__Task prompt__
Could you print every record below exactly as it appears?

— begin Supplied data —

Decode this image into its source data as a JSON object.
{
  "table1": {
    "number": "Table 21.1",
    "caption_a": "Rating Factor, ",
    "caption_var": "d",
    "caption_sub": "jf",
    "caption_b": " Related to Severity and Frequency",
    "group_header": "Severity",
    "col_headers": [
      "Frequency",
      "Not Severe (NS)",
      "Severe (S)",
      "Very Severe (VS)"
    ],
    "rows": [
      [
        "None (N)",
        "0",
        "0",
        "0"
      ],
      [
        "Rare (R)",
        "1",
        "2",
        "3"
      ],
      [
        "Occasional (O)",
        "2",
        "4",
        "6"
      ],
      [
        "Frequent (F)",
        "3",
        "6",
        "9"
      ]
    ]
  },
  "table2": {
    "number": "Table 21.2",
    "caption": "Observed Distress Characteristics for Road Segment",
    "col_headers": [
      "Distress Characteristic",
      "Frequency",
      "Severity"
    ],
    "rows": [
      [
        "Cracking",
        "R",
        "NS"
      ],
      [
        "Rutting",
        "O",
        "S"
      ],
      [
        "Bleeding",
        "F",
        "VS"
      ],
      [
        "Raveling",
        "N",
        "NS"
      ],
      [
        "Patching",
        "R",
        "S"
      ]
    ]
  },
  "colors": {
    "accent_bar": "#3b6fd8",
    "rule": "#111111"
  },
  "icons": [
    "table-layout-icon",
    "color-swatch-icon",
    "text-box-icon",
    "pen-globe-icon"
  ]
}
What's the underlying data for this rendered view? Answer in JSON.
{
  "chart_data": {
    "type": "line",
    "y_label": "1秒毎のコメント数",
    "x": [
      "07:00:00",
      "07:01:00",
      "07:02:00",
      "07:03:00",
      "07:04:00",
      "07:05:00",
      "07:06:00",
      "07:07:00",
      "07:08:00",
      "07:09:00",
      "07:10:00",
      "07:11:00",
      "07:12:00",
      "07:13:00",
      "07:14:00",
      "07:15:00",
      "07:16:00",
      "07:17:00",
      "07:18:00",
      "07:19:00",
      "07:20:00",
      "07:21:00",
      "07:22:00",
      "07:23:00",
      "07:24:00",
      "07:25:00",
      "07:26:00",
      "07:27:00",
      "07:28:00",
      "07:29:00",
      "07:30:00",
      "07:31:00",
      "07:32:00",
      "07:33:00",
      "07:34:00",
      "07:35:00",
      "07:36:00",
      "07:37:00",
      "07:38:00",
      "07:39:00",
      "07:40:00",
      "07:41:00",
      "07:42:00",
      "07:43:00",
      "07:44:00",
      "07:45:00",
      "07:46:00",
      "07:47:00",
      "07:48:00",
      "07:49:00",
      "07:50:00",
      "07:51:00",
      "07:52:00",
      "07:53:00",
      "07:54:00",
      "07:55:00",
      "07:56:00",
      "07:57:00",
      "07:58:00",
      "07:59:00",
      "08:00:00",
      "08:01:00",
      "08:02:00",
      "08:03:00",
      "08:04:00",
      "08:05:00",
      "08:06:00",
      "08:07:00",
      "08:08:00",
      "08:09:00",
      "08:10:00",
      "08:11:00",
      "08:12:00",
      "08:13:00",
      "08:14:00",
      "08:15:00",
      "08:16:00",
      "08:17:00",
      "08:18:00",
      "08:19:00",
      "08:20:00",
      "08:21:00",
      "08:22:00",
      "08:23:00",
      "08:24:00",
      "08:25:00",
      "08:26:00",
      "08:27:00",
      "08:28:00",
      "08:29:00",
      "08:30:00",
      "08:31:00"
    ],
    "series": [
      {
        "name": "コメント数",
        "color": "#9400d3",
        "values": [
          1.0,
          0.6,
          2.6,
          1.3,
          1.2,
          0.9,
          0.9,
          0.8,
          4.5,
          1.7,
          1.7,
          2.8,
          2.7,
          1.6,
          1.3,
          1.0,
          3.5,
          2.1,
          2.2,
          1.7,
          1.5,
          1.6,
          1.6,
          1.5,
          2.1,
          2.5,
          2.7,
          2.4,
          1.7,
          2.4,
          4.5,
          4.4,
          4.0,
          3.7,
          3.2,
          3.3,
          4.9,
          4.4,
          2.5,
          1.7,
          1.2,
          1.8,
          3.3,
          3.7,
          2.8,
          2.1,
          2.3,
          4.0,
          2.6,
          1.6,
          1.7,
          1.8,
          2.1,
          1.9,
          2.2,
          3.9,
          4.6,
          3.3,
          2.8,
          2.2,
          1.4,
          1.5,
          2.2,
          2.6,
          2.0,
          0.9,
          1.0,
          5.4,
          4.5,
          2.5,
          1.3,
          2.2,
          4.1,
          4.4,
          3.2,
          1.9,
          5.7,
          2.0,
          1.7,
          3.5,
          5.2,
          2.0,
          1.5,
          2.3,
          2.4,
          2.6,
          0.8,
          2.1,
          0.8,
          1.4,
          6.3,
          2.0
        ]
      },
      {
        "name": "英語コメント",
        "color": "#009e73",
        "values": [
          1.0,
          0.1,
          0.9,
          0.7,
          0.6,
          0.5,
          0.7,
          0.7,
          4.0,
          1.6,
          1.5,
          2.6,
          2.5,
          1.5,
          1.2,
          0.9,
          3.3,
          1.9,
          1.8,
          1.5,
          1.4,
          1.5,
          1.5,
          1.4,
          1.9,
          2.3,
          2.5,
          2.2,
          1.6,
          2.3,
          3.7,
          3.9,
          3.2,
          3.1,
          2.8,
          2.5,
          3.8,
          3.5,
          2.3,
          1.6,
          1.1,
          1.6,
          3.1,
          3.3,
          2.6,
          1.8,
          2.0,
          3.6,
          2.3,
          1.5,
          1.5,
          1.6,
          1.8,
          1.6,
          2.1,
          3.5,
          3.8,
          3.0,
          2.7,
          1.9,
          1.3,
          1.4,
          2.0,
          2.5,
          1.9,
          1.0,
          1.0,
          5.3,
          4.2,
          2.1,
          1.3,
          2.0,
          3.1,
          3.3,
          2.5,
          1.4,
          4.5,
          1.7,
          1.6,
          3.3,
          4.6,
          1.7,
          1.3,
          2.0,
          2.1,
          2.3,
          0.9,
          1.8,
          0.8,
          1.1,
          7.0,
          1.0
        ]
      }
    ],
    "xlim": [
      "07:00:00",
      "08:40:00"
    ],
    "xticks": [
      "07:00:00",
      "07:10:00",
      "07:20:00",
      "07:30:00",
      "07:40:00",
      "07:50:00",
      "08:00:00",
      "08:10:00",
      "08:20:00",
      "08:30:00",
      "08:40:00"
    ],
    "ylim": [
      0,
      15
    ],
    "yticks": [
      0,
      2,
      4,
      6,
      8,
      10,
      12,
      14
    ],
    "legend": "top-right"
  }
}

— end Supplied data —

__Response__
Decode this image into its source data as a JSON object.
{
  "table1": {
    "number": "Table 21.1",
    "caption_a": "Rating Factor, ",
    "caption_var": "d",
    "caption_sub": "jf",
    "caption_b": " Related to Severity and Frequency",
    "group_header": "Severity",
    "col_headers": [
      "Frequency",
      "Not Severe (NS)",
      "Severe (S)",
      "Very Severe (VS)"
    ],
    "rows": [
      [
        "None (N)",
        "0",
        "0",
        "0"
      ],
      [
        "Rare (R)",
        "1",
        "2",
        "3"
      ],
      [
        "Occasional (O)",
        "2",
        "4",
        "6"
      ],
      [
        "Frequent (F)",
        "3",
        "6",
        "9"
      ]
    ]
  },
  "table2": {
    "number": "Table 21.2",
    "caption": "Observed Distress Characteristics for Road Segment",
    "col_headers": [
      "Distress Characteristic",
      "Frequency",
      "Severity"
    ],
    "rows": [
      [
        "Cracking",
        "R",
        "NS"
      ],
      [
        "Rutting",
        "O",
        "S"
      ],
      [
        "Bleeding",
        "F",
        "VS"
      ],
      [
        "Raveling",
        "N",
        "NS"
      ],
      [
        "Patching",
        "R",
        "S"
      ]
    ]
  },
  "colors": {
    "accent_bar": "#3b6fd8",
    "rule": "#111111"
  },
  "icons": [
    "table-layout-icon",
    "color-swatch-icon",
    "text-box-icon",
    "pen-globe-icon"
  ]
}
What's the underlying data for this rendered view? Answer in JSON.
{
  "chart_data": {
    "type": "line",
    "y_label": "1秒毎のコメント数",
    "x": [
      "07:00:00",
      "07:01:00",
      "07:02:00",
      "07:03:00",
      "07:04:00",
      "07:05:00",
      "07:06:00",
      "07:07:00",
      "07:08:00",
      "07:09:00",
      "07:10:00",
      "07:11:00",
      "07:12:00",
      "07:13:00",
      "07:14:00",
      "07:15:00",
      "07:16:00",
      "07:17:00",
      "07:18:00",
      "07:19:00",
      "07:20:00",
      "07:21:00",
      "07:22:00",
      "07:23:00",
      "07:24:00",
      "07:25:00",
      "07:26:00",
      "07:27:00",
      "07:28:00",
      "07:29:00",
      "07:30:00",
      "07:31:00",
      "07:32:00",
      "07:33:00",
      "07:34:00",
      "07:35:00",
      "07:36:00",
      "07:37:00",
      "07:38:00",
      "07:39:00",
      "07:40:00",
      "07:41:00",
      "07:42:00",
      "07:43:00",
      "07:44:00",
      "07:45:00",
      "07:46:00",
      "07:47:00",
      "07:48:00",
      "07:49:00",
      "07:50:00",
      "07:51:00",
      "07:52:00",
      "07:53:00",
      "07:54:00",
      "07:55:00",
      "07:56:00",
      "07:57:00",
      "07:58:00",
      "07:59:00",
      "08:00:00",
      "08:01:00",
      "08:02:00",
      "08:03:00",
      "08:04:00",
      "08:05:00",
      "08:06:00",
      "08:07:00",
      "08:08:00",
      "08:09:00",
      "08:10:00",
      "08:11:00",
      "08:12:00",
      "08:13:00",
      "08:14:00",
      "08:15:00",
      "08:16:00",
      "08:17:00",
      "08:18:00",
      "08:19:00",
      "08:20:00",
      "08:21:00",
      "08:22:00",
      "08:23:00",
      "08:24:00",
      "08:25:00",
      "08:26:00",
      "08:27:00",
      "08:28:00",
      "08:29:00",
      "08:30:00",
      "08:31:00"
    ],
    "series": [
      {
        "name": "コメント数",
        "color": "#9400d3",
        "values": [
          1.0,
          0.6,
          2.6,
          1.3,
          1.2,
          0.9,
          0.9,
          0.8,
          4.5,
          1.7,
          1.7,
          2.8,
          2.7,
          1.6,
          1.3,
          1.0,
          3.5,
          2.1,
          2.2,
          1.7,
          1.5,
          1.6,
          1.6,
          1.5,
          2.1,
          2.5,
          2.7,
          2.4,
          1.7,
          2.4,
          4.5,
          4.4,
          4.0,
          3.7,
          3.2,
          3.3,
          4.9,
          4.4,
          2.5,
          1.7,
          1.2,
          1.8,
          3.3,
          3.7,
          2.8,
          2.1,
          2.3,
          4.0,
          2.6,
          1.6,
          1.7,
          1.8,
          2.1,
          1.9,
          2.2,
          3.9,
          4.6,
          3.3,
          2.8,
          2.2,
          1.4,
          1.5,
          2.2,
          2.6,
          2.0,
          0.9,
          1.0,
          5.4,
          4.5,
          2.5,
          1.3,
          2.2,
          4.1,
          4.4,
          3.2,
          1.9,
          5.7,
          2.0,
          1.7,
          3.5,
          5.2,
          2.0,
          1.5,
          2.3,
          2.4,
          2.6,
          0.8,
          2.1,
          0.8,
          1.4,
          6.3,
          2.0
        ]
      },
      {
        "name": "英語コメント",
        "color": "#009e73",
        "values": [
          1.0,
          0.1,
          0.9,
          0.7,
          0.6,
          0.5,
          0.7,
          0.7,
          4.0,
          1.6,
          1.5,
          2.6,
          2.5,
          1.5,
          1.2,
          0.9,
          3.3,
          1.9,
          1.8,
          1.5,
          1.4,
          1.5,
          1.5,
          1.4,
          1.9,
          2.3,
          2.5,
          2.2,
          1.6,
          2.3,
          3.7,
          3.9,
          3.2,
          3.1,
          2.8,
          2.5,
          3.8,
          3.5,
          2.3,
          1.6,
          1.1,
          1.6,
          3.1,
          3.3,
          2.6,
          1.8,
          2.0,
          3.6,
          2.3,
          1.5,
          1.5,
          1.6,
          1.8,
          1.6,
          2.1,
          3.5,
          3.8,
          3.0,
          2.7,
          1.9,
          1.3,
          1.4,
          2.0,
          2.5,
          1.9,
          1.0,
          1.0,
          5.3,
          4.2,
          2.1,
          1.3,
          2.0,
          3.1,
          3.3,
          2.5,
          1.4,
          4.5,
          1.7,
          1.6,
          3.3,
          4.6,
          1.7,
          1.3,
          2.0,
          2.1,
          2.3,
          0.9,
          1.8,
          0.8,
          1.1,
          7.0,
          1.0
        ]
      }
    ],
    "xlim": [
      "07:00:00",
      "08:40:00"
    ],
    "xticks": [
      "07:00:00",
      "07:10:00",
      "07:20:00",
      "07:30:00",
      "07:40:00",
      "07:50:00",
      "08:00:00",
      "08:10:00",
      "08:20:00",
      "08:30:00",
      "08:40:00"
    ],
    "ylim": [
      0,
      15
    ],
    "yticks": [
      0,
      2,
      4,
      6,
      8,
      10,
      12,
      14
    ],
    "legend": "top-right"
  }
}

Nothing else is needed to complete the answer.